### [WRITTEN EXERCISE]
Restate the entries below word for word, omitting nothing.

┌─ MATERIAL FOR THIS EXERCISE

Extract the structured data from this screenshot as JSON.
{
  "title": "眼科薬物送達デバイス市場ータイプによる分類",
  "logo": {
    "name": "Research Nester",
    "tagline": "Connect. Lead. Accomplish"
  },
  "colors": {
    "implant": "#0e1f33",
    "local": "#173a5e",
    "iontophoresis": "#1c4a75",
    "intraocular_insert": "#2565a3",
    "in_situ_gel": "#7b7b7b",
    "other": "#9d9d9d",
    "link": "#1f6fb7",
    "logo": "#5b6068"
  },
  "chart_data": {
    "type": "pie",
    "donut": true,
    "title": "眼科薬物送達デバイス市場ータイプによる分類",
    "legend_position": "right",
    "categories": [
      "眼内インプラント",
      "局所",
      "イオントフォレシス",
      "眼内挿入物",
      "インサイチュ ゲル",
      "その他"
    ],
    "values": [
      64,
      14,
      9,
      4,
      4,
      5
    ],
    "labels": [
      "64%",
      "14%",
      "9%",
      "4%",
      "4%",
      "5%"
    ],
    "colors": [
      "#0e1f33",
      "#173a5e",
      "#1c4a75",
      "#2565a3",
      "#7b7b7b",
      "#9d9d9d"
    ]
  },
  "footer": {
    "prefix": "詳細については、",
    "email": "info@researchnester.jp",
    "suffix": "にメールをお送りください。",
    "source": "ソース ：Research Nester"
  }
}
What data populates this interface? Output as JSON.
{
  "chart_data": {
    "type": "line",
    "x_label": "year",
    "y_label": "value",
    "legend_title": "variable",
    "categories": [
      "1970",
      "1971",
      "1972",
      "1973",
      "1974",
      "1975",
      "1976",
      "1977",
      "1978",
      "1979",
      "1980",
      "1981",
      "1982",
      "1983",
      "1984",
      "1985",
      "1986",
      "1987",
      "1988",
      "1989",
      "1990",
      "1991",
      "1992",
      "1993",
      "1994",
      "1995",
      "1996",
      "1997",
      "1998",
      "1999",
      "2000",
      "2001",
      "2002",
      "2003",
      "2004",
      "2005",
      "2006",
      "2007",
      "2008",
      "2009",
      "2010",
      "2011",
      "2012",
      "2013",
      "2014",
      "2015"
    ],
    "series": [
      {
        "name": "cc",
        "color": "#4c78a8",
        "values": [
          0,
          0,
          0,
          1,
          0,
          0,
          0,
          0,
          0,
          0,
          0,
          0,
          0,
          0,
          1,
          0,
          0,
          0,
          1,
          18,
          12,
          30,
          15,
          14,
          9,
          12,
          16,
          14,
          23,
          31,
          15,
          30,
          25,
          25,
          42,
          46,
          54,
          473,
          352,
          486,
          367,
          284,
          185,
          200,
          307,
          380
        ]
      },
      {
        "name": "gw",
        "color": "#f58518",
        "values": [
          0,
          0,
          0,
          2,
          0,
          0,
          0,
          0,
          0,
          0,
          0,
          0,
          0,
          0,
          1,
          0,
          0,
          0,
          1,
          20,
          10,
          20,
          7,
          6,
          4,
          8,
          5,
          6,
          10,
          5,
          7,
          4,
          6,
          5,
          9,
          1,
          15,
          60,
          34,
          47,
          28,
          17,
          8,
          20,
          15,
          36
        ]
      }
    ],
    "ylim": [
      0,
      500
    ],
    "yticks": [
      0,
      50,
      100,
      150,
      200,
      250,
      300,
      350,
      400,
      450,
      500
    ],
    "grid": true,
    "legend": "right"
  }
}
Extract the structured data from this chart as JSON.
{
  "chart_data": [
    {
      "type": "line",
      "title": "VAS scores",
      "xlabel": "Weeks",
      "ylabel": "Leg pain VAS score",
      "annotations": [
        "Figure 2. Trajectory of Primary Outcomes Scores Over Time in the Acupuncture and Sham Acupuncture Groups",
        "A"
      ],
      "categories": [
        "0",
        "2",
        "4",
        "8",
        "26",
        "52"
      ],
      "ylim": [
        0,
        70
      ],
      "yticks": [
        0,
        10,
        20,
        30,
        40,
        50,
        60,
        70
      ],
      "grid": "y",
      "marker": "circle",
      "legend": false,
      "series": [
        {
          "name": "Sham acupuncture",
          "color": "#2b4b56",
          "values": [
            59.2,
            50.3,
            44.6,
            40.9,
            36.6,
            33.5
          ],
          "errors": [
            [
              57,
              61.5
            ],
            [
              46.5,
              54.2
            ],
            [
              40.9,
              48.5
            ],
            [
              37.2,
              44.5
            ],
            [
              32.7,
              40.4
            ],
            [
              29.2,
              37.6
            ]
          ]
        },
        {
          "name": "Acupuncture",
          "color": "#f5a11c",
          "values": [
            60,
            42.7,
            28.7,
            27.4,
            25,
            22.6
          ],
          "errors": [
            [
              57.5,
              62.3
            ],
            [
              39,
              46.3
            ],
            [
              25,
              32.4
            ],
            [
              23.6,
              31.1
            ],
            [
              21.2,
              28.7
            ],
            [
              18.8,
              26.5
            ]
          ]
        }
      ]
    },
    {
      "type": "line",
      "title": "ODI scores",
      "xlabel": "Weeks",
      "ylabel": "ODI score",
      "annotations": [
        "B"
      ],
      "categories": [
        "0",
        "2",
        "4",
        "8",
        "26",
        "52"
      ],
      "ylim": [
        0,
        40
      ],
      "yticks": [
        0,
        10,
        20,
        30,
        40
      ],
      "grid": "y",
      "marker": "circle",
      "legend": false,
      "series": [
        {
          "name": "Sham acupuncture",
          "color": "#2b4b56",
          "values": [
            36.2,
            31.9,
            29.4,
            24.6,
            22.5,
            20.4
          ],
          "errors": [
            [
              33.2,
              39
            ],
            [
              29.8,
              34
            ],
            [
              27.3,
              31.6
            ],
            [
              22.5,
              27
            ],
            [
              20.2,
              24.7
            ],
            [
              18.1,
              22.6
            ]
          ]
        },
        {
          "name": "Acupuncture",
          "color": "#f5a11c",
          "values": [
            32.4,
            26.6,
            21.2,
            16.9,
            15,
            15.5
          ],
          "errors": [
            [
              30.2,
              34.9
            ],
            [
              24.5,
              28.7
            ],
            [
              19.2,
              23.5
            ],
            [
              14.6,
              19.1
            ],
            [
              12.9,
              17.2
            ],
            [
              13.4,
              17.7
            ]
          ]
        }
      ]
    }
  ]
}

└─

### [SOLUTION]
Extract the structured data from this screenshot as JSON.
{
  "title": "眼科薬物送達デバイス市場ータイプによる分類",
  "logo": {
    "name": "Research Nester",
    "tagline": "Connect. Lead. Accomplish"
  },
  "colors": {
    "implant": "#0e1f33",
    "local": "#173a5e",
    "iontophoresis": "#1c4a75",
    "intraocular_insert": "#2565a3",
    "in_situ_gel": "#7b7b7b",
    "other": "#9d9d9d",
    "link": "#1f6fb7",
    "logo": "#5b6068"
  },
  "chart_data": {
    "type": "pie",
    "donut": true,
    "title": "眼科薬物送達デバイス市場ータイプによる分類",
    "legend_position": "right",
    "categories": [
      "眼内インプラント",
      "局所",
      "イオントフォレシス",
      "眼内挿入物",
      "インサイチュ ゲル",
      "その他"
    ],
    "values": [
      64,
      14,
      9,
      4,
      4,
      5
    ],
    "labels": [
      "64%",
      "14%",
      "9%",
      "4%",
      "4%",
      "5%"
    ],
    "colors": [
      "#0e1f33",
      "#173a5e",
      "#1c4a75",
      "#2565a3",
      "#7b7b7b",
      "#9d9d9d"
    ]
  },
  "footer": {
    "prefix": "詳細については、",
    "email": "info@researchnester.jp",
    "suffix": "にメールをお送りください。",
    "source": "ソース ：Research Nester"
  }
}
What data populates this interface? Output as JSON.
{
  "chart_data": {
    "type": "line",
    "x_label": "year",
    "y_label": "value",
    "legend_title": "variable",
    "categories": [
      "1970",
      "1971",
      "1972",
      "1973",
      "1974",
      "1975",
      "1976",
      "1977",
      "1978",
      "1979",
      "1980",
      "1981",
      "1982",
      "1983",
      "1984",
      "1985",
      "1986",
      "1987",
      "1988",
      "1989",
      "1990",
      "1991",
      "1992",
      "1993",
      "1994",
      "1995",
      "1996",
      "1997",
      "1998",
      "1999",
      "2000",
      "2001",
      "2002",
      "2003",
      "2004",
      "2005",
      "2006",
      "2007",
      "2008",
      "2009",
      "2010",
      "2011",
      "2012",
      "2013",
      "2014",
      "2015"
    ],
    "series": [
      {
        "name": "cc",
        "color": "#4c78a8",
        "values": [
          0,
          0,
          0,
          1,
          0,
          0,
          0,
          0,
          0,
          0,
          0,
          0,
          0,
          0,
          1,
          0,
          0,
          0,
          1,
          18,
          12,
          30,
          15,
          14,
          9,
          12,
          16,
          14,
          23,
          31,
          15,
          30,
          25,
          25,
          42,
          46,
          54,
          473,
          352,
          486,
          367,
          284,
          185,
          200,
          307,
          380
        ]
      },
      {
        "name": "gw",
        "color": "#f58518",
        "values": [
          0,
          0,
          0,
          2,
          0,
          0,
          0,
          0,
          0,
          0,
          0,
          0,
          0,
          0,
          1,
          0,
          0,
          0,
          1,
          20,
          10,
          20,
          7,
          6,
          4,
          8,
          5,
          6,
          10,
          5,
          7,
          4,
          6,
          5,
          9,
          1,
          15,
          60,
          34,
          47,
          28,
          17,
          8,
          20,
          15,
          36
        ]
      }
    ],
    "ylim": [
      0,
      500
    ],
    "yticks": [
      0,
      50,
      100,
      150,
      200,
      250,
      300,
      350,
      400,
      450,
      500
    ],
    "grid": true,
    "legend": "right"
  }
}
Extract the structured data from this chart as JSON.
{
  "chart_data": [
    {
      "type": "line",
      "title": "VAS scores",
      "xlabel": "Weeks",
      "ylabel": "Leg pain VAS score",
      "annotations": [
        "Figure 2. Trajectory of Primary Outcomes Scores Over Time in the Acupuncture and Sham Acupuncture Groups",
        "A"
      ],
      "categories": [
        "0",
        "2",
        "4",
        "8",
        "26",
        "52"
      ],
      "ylim": [
        0,
        70
      ],
      "yticks": [
        0,
        10,
        20,
        30,
        40,
        50,
        60,
        70
      ],
      "grid": "y",
      "marker": "circle",
      "legend": false,
      "series": [
        {
          "name": "Sham acupuncture",
          "color": "#2b4b56",
          "values": [
            59.2,
            50.3,
            44.6,
            40.9,
            36.6,
            33.5
          ],
          "errors": [
            [
              57,
              61.5
            ],
            [
              46.5,
              54.2
            ],
            [
              40.9,
              48.5
            ],
            [
              37.2,
              44.5
            ],
            [
              32.7,
              40.4
            ],
            [
              29.2,
              37.6
            ]
          ]
        },
        {
          "name": "Acupuncture",
          "color": "#f5a11c",
          "values": [
            60,
            42.7,
            28.7,
            27.4,
            25,
            22.6
          ],
          "errors": [
            [
              57.5,
              62.3
            ],
            [
              39,
              46.3
            ],
            [
              25,
              32.4
            ],
            [
              23.6,
              31.1
            ],
            [
              21.2,
              28.7
            ],
            [
              18.8,
              26.5
            ]
          ]
        }
      ]
    },
    {
      "type": "line",
      "title": "ODI scores",
      "xlabel": "Weeks",
      "ylabel": "ODI score",
      "annotations": [
        "B"
      ],
      "categories": [
        "0",
        "2",
        "4",
        "8",
        "26",
        "52"
      ],
      "ylim": [
        0,
        40
      ],
      "yticks": [
        0,
        10,
        20,
        30,
        40
      ],
      "grid": "y",
      "marker": "circle",
      "legend": false,
      "series": [
        {
          "name": "Sham acupuncture",
          "color": "#2b4b56",
          "values": [
            36.2,
            31.9,
            29.4,
            24.6,
            22.5,
            20.4
          ],
          "errors": [
            [
              33.2,
              39
            ],
            [
              29.8,
              34
            ],
            [
              27.3,
              31.6
            ],
            [
              22.5,
              27
            ],
            [
              20.2,
              24.7
            ],
            [
              18.1,
              22.6
            ]
          ]
        },
        {
          "name": "Acupuncture",
          "color": "#f5a11c",
          "values": [
            32.4,
            26.6,
            21.2,
            16.9,
            15,
            15.5
          ],
          "errors": [
            [
              30.2,
              34.9
            ],
            [
              24.5,
              28.7
            ],
            [
              19.2,
              23.5
            ],
            [
              14.6,
              19.1
            ],
            [
              12.9,
              17.2
            ],
            [
              13.4,
              17.7
            ]
          ]
        }
      ]
    }
  ]
}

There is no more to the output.